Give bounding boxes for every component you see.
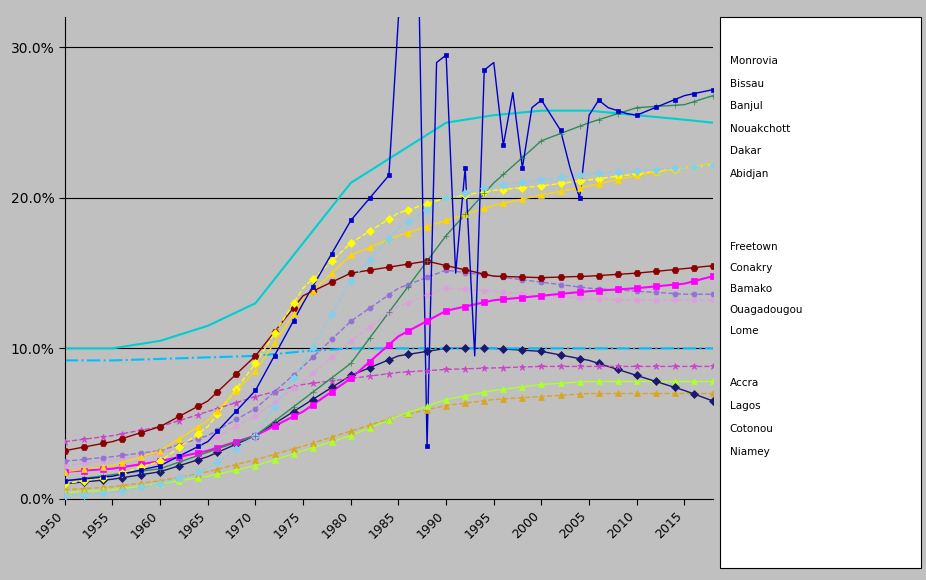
Text: Dakar: Dakar (730, 146, 761, 157)
Text: Abidjan: Abidjan (730, 169, 770, 179)
Text: Lome: Lome (730, 325, 758, 336)
Text: Conakry: Conakry (730, 263, 773, 273)
Text: Niamey: Niamey (730, 447, 770, 458)
Text: Banjul: Banjul (730, 101, 762, 111)
Text: Nouakchott: Nouakchott (730, 124, 790, 134)
Text: Bissau: Bissau (730, 78, 764, 89)
Text: Monrovia: Monrovia (730, 56, 778, 66)
Text: Bamako: Bamako (730, 284, 771, 293)
Text: Lagos: Lagos (730, 401, 760, 411)
Text: Ouagadougou: Ouagadougou (730, 304, 803, 314)
Text: Accra: Accra (730, 378, 759, 388)
Text: Cotonou: Cotonou (730, 424, 773, 434)
Text: Freetown: Freetown (730, 241, 777, 252)
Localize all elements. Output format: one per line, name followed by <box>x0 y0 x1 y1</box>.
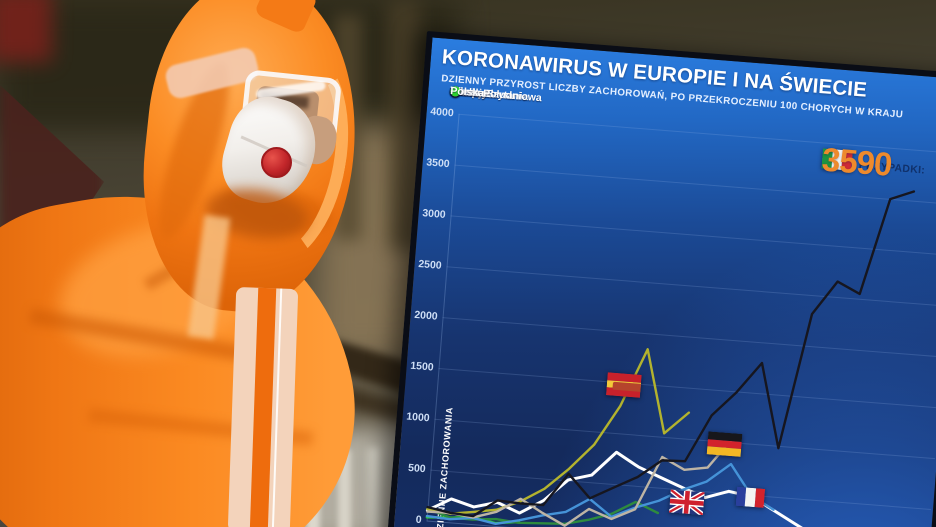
y-tick-label-0: 0 <box>415 513 423 527</box>
fence-post <box>368 448 380 527</box>
y-tick-label-2500: 2500 <box>417 258 443 272</box>
suit-zipper <box>227 286 299 527</box>
y-tick-label-2000: 2000 <box>413 308 439 323</box>
france-flag-icon <box>735 486 766 508</box>
series-lines <box>425 190 916 527</box>
series-line-hiszpania <box>426 348 691 515</box>
legend-label-polska: Polska <box>449 85 485 100</box>
y-tick-label-3500: 3500 <box>425 156 451 171</box>
series-line-francja <box>425 462 775 525</box>
y-tick-label-3000: 3000 <box>421 207 447 222</box>
y-tick-label-1000: 1000 <box>405 410 431 425</box>
y-tick-label-1500: 1500 <box>409 359 435 374</box>
germany-flag-icon <box>706 431 743 457</box>
chart-panel: KORONAWIRUS W EUROPIE I NA ŚWIECIE DZIEN… <box>383 31 936 527</box>
plot-area: 0 500 1000 1500 2000 2500 3000 3500 4000 NOWE DZ… <box>406 106 936 527</box>
series-line-niemcy <box>426 436 735 527</box>
y-tick-label-500: 500 <box>407 461 427 476</box>
uk-flag-icon <box>668 489 705 516</box>
spain-flag-icon <box>605 372 642 398</box>
y-tick-label-4000: 4000 <box>429 105 455 120</box>
mask-valve <box>261 147 292 178</box>
callout-value: 3590 <box>820 139 893 183</box>
photo-blur-blob <box>0 0 52 62</box>
series-line-wielka-brytania <box>426 500 660 526</box>
series-line-w-ochy <box>426 190 916 518</box>
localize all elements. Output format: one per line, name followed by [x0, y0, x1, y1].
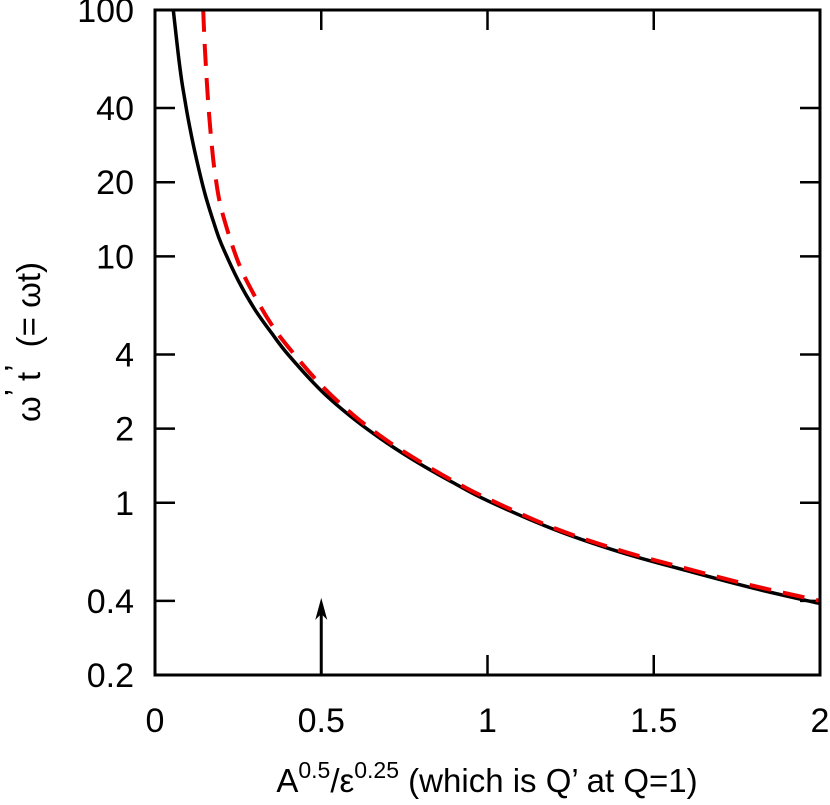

····················

WHAT YOU WILL DO →
Print the whole listing above word for word, leaving out the pictures.

TASK RESPONSE →
Give bounding boxes for every component you see.
Text: Dakar: Dakar (730, 146, 761, 157)
Text: Abidjan: Abidjan (730, 169, 770, 179)
Text: Lome: Lome (730, 325, 758, 336)
Text: Conakry: Conakry (730, 263, 773, 273)
Text: Niamey: Niamey (730, 447, 770, 458)
Text: Banjul: Banjul (730, 101, 762, 111)
Text: Nouakchott: Nouakchott (730, 124, 790, 134)
Text: Bissau: Bissau (730, 78, 764, 89)
Text: Monrovia: Monrovia (730, 56, 778, 66)
Text: Bamako: Bamako (730, 284, 771, 293)
Text: Lagos: Lagos (730, 401, 760, 411)
Text: Ouagadougou: Ouagadougou (730, 304, 803, 314)
Text: Accra: Accra (730, 378, 759, 388)
Text: Cotonou: Cotonou (730, 424, 773, 434)
Text: Freetown: Freetown (730, 241, 777, 252)
Localize all elements. Output format: one per line, name followed by <box>x0 y0 x1 y1</box>.
y-tick-label-0: 0 <box>415 513 423 527</box>
fence-post <box>368 448 380 527</box>
y-tick-label-2500: 2500 <box>417 258 443 272</box>
suit-zipper <box>227 286 299 527</box>
y-tick-label-2000: 2000 <box>413 308 439 323</box>
france-flag-icon <box>735 486 766 508</box>
series-lines <box>425 190 916 527</box>
series-line-hiszpania <box>426 348 691 515</box>
legend-label-polska: Polska <box>449 85 485 100</box>
y-tick-label-3500: 3500 <box>425 156 451 171</box>
series-line-francja <box>425 462 775 525</box>
y-tick-label-3000: 3000 <box>421 207 447 222</box>
y-tick-label-1000: 1000 <box>405 410 431 425</box>
y-tick-label-1500: 1500 <box>409 359 435 374</box>
germany-flag-icon <box>706 431 743 457</box>
chart-panel: KORONAWIRUS W EUROPIE I NA ŚWIECIE DZIEN… <box>383 31 936 527</box>
plot-area: 0 500 1000 1500 2000 2500 3000 3500 4000 NOWE DZ… <box>406 106 936 527</box>
series-line-niemcy <box>426 436 735 527</box>
y-tick-label-500: 500 <box>407 461 427 476</box>
uk-flag-icon <box>668 489 705 516</box>
spain-flag-icon <box>605 372 642 398</box>
y-tick-label-4000: 4000 <box>429 105 455 120</box>
mask-valve <box>261 147 292 178</box>
callout-value: 3590 <box>820 139 893 183</box>
photo-blur-blob <box>0 0 52 62</box>
series-line-wielka-brytania <box>426 500 660 526</box>
series-line-w-ochy <box>426 190 916 518</box>
localize all elements. Output format: one per line, name followed by [x0, y0, x1, y1].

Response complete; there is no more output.